● Items from a figure collection
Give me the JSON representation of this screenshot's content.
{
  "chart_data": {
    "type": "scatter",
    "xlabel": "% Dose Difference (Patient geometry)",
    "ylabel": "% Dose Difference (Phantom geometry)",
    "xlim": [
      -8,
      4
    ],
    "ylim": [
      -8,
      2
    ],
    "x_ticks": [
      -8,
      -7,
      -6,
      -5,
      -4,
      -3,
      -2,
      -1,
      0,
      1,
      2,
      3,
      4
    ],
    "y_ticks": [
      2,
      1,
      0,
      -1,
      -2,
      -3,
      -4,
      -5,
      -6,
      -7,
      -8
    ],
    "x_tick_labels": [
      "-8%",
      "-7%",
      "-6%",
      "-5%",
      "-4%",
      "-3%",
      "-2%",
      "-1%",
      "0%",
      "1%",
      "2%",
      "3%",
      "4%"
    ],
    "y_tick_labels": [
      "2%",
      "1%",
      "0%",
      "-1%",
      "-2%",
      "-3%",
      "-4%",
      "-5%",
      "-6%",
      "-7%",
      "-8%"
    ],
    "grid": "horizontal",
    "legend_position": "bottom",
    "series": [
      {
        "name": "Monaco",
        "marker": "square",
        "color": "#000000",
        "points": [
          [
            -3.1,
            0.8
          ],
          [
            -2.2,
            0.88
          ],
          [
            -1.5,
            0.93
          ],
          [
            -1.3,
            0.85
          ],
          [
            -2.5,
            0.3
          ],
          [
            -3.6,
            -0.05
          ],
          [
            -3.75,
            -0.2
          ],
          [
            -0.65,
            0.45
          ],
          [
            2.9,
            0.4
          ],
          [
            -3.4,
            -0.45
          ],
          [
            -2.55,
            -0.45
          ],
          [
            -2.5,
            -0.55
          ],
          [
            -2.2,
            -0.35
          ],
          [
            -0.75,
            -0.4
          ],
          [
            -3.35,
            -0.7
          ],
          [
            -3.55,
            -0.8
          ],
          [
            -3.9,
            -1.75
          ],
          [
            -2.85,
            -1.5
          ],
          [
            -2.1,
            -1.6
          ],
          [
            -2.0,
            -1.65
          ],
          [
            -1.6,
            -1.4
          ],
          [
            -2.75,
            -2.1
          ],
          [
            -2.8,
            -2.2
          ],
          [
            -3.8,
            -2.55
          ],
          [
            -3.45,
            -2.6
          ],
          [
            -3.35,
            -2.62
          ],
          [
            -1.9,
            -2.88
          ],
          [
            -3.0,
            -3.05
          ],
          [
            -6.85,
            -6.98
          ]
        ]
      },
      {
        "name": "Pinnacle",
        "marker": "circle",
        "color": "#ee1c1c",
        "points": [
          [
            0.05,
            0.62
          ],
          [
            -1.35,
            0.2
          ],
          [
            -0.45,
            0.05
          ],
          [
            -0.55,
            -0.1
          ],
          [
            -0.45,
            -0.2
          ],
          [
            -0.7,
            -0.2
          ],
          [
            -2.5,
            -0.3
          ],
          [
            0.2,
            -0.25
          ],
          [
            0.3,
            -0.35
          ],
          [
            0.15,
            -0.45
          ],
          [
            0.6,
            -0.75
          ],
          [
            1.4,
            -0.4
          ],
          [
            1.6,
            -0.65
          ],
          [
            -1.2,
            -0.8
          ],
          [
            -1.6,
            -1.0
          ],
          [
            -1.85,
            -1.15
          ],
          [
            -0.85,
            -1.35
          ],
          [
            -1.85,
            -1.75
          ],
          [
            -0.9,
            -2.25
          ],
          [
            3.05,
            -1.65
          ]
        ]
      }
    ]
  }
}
==
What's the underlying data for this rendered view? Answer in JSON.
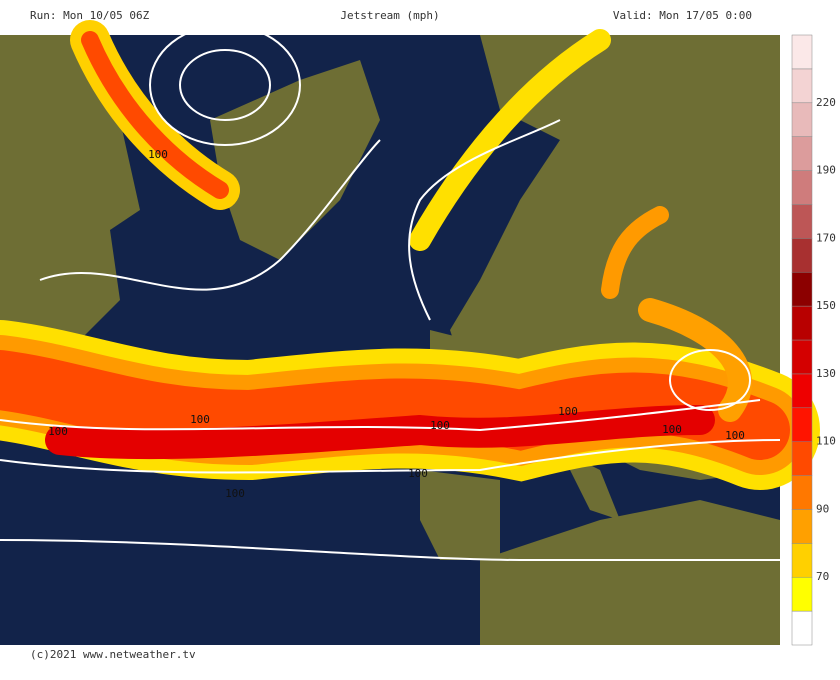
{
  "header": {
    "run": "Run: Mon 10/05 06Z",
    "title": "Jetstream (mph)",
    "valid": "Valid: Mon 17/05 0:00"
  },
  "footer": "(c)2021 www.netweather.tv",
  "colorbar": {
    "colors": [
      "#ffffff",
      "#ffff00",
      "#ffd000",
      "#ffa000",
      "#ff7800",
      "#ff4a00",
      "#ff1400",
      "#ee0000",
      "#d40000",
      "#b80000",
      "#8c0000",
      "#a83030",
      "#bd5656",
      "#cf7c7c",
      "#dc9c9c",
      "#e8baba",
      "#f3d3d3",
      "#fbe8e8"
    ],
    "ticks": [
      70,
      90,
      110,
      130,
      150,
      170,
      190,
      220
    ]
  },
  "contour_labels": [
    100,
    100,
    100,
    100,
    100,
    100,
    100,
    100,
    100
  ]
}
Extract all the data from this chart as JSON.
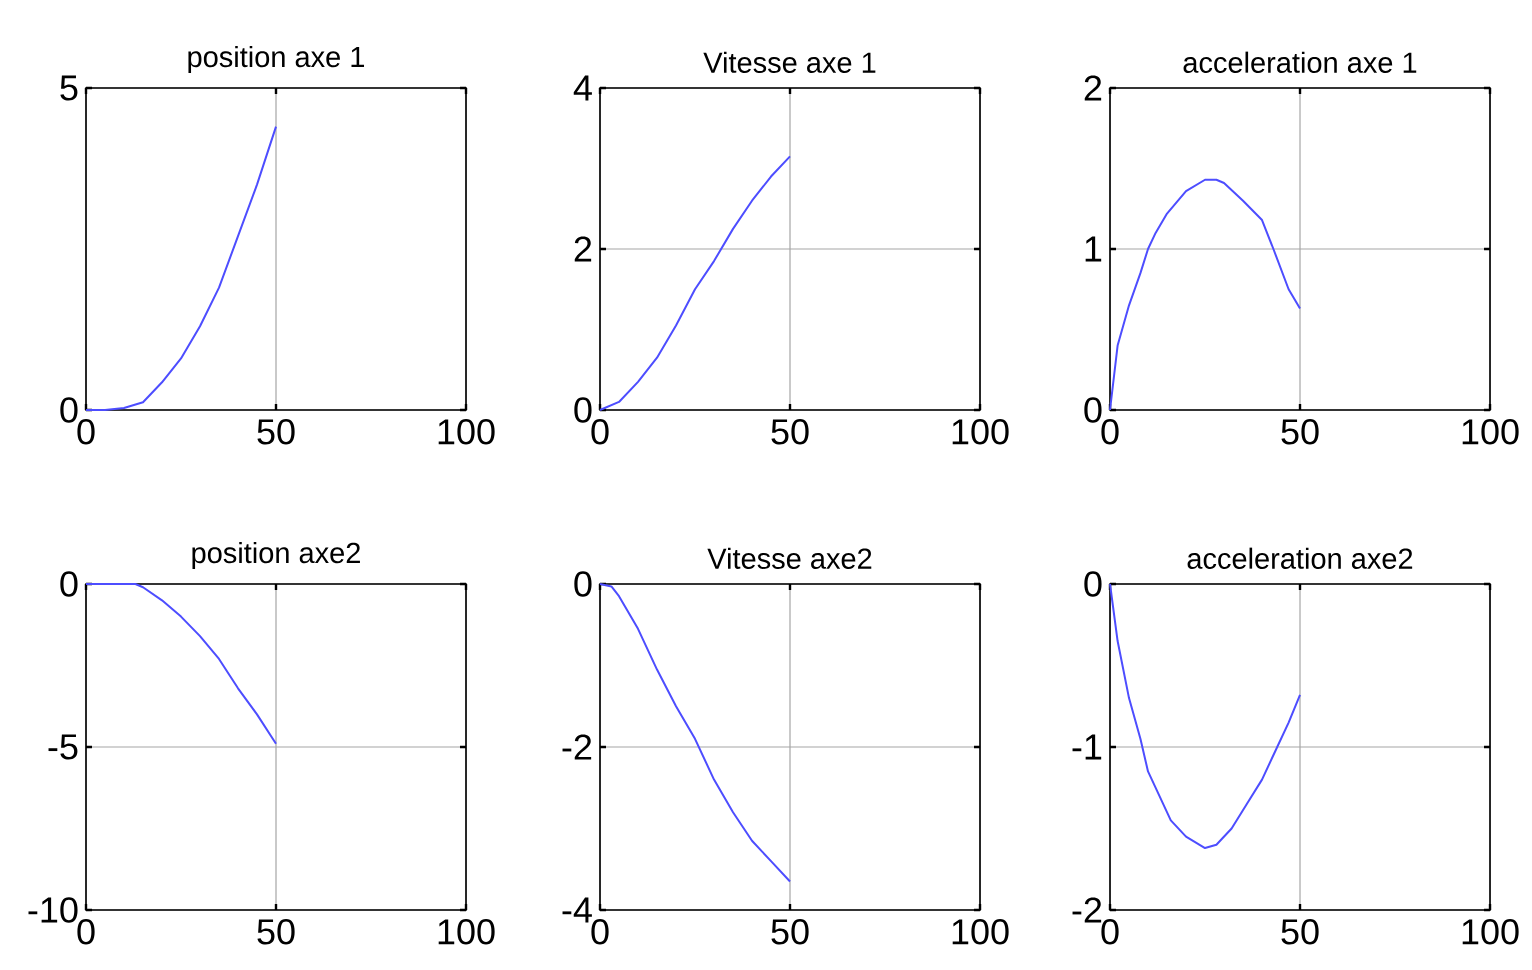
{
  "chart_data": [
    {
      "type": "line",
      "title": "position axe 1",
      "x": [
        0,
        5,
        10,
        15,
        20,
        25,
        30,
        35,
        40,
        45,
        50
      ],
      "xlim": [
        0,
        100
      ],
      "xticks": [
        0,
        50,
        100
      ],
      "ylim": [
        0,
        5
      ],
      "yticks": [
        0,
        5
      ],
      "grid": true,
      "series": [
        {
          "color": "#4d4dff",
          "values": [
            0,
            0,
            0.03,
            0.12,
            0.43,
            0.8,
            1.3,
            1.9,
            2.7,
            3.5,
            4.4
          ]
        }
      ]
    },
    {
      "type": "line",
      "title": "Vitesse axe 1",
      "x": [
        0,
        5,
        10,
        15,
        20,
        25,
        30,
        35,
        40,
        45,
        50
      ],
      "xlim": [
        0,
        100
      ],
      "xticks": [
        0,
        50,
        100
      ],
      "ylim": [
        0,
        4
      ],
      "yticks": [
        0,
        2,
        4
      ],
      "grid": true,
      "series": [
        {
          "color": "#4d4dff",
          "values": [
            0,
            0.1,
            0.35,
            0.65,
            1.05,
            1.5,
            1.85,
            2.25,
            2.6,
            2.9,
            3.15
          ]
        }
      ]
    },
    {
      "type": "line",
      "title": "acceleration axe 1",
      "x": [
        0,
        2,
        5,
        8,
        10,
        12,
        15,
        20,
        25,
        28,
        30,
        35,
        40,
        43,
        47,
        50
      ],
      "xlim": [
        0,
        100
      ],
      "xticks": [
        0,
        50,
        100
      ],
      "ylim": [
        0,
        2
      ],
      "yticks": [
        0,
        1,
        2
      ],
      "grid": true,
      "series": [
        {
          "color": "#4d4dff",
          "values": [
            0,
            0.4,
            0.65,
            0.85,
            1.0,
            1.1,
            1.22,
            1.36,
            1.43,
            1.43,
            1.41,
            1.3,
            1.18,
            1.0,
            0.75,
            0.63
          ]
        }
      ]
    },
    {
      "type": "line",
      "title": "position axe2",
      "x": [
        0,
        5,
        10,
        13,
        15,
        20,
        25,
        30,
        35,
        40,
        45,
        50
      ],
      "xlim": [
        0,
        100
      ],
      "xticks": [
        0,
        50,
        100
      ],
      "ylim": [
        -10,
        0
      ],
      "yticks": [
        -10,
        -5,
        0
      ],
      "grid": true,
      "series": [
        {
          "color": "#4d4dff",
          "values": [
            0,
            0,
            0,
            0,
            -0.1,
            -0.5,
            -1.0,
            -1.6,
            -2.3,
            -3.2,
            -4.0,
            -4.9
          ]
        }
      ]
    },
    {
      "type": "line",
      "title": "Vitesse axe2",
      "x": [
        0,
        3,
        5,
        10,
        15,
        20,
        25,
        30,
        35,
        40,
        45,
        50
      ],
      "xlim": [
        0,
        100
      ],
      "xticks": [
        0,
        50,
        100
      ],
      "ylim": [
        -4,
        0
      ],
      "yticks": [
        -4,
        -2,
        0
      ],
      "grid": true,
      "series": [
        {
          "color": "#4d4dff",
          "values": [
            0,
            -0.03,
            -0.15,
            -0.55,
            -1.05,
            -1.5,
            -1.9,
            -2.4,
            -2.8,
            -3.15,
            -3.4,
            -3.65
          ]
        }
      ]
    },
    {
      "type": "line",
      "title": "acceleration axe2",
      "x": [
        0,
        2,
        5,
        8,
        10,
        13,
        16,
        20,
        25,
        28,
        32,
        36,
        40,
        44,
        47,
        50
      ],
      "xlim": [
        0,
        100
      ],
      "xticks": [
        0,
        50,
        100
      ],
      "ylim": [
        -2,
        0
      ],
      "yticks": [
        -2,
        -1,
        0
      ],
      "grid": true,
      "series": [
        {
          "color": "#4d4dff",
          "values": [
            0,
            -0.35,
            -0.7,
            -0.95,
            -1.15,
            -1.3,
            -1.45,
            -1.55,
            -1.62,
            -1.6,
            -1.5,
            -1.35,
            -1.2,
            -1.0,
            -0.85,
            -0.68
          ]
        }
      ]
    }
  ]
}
* * *
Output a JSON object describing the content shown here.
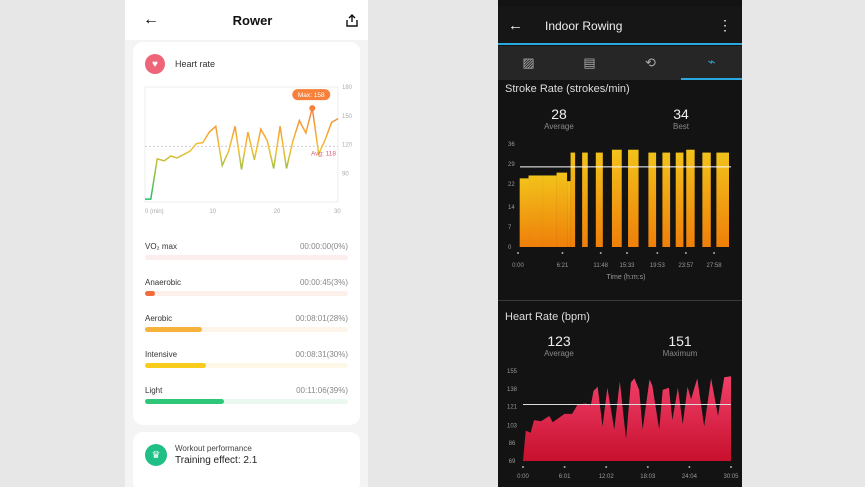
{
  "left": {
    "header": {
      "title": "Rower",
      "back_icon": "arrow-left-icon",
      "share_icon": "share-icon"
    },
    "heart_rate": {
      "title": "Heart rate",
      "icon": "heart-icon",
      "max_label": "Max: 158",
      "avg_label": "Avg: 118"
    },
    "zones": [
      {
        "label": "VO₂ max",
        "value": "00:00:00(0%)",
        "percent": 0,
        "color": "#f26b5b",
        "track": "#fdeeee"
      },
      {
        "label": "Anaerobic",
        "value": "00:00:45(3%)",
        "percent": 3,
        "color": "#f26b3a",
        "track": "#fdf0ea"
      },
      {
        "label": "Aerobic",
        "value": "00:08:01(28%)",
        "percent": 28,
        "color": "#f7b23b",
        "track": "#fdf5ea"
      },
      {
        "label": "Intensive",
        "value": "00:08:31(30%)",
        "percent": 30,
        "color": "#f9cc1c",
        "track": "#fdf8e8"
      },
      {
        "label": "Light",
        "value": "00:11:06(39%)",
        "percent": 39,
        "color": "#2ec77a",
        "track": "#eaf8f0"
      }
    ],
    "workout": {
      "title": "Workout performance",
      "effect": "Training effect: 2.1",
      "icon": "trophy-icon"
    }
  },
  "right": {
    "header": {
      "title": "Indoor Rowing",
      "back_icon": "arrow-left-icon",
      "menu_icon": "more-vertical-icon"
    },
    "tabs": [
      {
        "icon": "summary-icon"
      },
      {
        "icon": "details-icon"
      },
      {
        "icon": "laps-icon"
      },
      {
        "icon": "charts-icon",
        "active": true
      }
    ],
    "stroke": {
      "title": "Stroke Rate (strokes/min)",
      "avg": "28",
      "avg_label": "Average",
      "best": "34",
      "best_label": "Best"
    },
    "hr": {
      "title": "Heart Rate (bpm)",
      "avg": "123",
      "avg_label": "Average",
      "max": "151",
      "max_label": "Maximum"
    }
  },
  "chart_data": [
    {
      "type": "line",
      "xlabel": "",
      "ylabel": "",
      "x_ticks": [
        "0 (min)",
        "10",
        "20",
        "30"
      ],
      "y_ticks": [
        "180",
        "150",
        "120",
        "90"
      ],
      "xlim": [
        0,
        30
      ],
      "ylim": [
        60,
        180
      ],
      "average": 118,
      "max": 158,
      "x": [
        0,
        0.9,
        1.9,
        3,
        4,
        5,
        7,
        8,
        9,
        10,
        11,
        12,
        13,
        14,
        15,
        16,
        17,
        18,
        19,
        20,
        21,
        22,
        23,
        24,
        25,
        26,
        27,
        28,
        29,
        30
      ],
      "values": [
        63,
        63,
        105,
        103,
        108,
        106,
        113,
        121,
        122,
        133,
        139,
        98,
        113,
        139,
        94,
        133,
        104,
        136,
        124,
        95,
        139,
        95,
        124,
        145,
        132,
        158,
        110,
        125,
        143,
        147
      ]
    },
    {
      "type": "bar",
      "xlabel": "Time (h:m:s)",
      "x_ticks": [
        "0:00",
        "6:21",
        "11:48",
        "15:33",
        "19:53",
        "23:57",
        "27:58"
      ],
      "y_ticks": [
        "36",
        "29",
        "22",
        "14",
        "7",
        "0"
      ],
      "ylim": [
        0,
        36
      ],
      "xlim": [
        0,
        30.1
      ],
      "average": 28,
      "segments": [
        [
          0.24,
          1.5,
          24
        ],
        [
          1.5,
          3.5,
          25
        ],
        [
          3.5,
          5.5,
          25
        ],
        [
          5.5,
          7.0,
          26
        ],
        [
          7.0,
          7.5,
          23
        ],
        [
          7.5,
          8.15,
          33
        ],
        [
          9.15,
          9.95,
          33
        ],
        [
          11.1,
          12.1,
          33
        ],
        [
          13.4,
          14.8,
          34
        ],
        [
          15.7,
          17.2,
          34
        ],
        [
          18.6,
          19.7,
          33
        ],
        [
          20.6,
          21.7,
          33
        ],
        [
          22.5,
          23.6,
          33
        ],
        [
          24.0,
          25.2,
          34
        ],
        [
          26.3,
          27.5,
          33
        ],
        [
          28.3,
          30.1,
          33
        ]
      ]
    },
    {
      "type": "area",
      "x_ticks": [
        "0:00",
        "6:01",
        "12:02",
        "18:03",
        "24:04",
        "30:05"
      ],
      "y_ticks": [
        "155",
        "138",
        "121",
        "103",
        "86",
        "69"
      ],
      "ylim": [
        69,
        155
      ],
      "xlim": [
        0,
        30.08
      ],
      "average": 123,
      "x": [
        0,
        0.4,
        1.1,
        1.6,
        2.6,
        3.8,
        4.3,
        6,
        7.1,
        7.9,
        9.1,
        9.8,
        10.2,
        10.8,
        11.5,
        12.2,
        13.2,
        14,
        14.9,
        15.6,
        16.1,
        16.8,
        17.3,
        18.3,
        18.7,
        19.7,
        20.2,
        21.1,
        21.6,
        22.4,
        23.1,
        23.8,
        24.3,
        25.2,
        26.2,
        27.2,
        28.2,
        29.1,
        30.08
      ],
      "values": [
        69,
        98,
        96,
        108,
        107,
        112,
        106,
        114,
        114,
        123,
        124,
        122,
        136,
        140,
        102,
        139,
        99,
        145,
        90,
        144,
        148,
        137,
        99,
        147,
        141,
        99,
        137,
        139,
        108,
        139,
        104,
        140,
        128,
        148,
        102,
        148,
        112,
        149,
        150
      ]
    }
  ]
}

● BRIEF
Check every line for "track" and show the ones that have it.

● SOLVED EXERCISE
        "track": "#fdeeee"
        "track": "#fdf0ea"
        "track": "#fdf5ea"
        "track": "#fdf8e8"
        "track": "#eaf8f0"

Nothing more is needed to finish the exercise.